■ **What this task involves**: Reproduce each of the lines word for word.

■ **Records to use**:

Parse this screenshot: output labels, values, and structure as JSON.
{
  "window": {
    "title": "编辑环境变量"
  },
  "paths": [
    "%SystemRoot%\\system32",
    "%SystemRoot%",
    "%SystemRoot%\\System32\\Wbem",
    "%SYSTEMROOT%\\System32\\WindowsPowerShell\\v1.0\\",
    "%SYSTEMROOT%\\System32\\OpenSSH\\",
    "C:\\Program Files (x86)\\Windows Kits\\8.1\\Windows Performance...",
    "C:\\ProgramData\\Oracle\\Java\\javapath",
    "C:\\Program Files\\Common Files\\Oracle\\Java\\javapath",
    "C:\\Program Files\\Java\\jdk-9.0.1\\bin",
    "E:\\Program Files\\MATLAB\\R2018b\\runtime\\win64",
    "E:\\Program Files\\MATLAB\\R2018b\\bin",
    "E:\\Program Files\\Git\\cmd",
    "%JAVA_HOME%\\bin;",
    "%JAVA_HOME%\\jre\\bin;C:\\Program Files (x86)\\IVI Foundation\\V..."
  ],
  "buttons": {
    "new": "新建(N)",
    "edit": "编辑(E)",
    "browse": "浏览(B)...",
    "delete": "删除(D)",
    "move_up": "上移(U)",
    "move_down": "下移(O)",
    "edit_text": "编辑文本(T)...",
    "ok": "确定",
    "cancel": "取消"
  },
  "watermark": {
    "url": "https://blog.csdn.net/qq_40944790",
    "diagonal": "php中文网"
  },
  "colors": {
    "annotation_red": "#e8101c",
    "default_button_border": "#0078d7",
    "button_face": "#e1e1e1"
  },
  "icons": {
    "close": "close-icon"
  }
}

■ **Response**:
Parse this screenshot: output labels, values, and structure as JSON.
{
  "window": {
    "title": "编辑环境变量"
  },
  "paths": [
    "%SystemRoot%\\system32",
    "%SystemRoot%",
    "%SystemRoot%\\System32\\Wbem",
    "%SYSTEMROOT%\\System32\\WindowsPowerShell\\v1.0\\",
    "%SYSTEMROOT%\\System32\\OpenSSH\\",
    "C:\\Program Files (x86)\\Windows Kits\\8.1\\Windows Performance...",
    "C:\\ProgramData\\Oracle\\Java\\javapath",
    "C:\\Program Files\\Common Files\\Oracle\\Java\\javapath",
    "C:\\Program Files\\Java\\jdk-9.0.1\\bin",
    "E:\\Program Files\\MATLAB\\R2018b\\runtime\\win64",
    "E:\\Program Files\\MATLAB\\R2018b\\bin",
    "E:\\Program Files\\Git\\cmd",
    "%JAVA_HOME%\\bin;",
    "%JAVA_HOME%\\jre\\bin;C:\\Program Files (x86)\\IVI Foundation\\V..."
  ],
  "buttons": {
    "new": "新建(N)",
    "edit": "编辑(E)",
    "browse": "浏览(B)...",
    "delete": "删除(D)",
    "move_up": "上移(U)",
    "move_down": "下移(O)",
    "edit_text": "编辑文本(T)...",
    "ok": "确定",
    "cancel": "取消"
  },
  "watermark": {
    "url": "https://blog.csdn.net/qq_40944790",
    "diagonal": "php中文网"
  },
  "colors": {
    "annotation_red": "#e8101c",
    "default_button_border": "#0078d7",
    "button_face": "#e1e1e1"
  },
  "icons": {
    "close": "close-icon"
  }
}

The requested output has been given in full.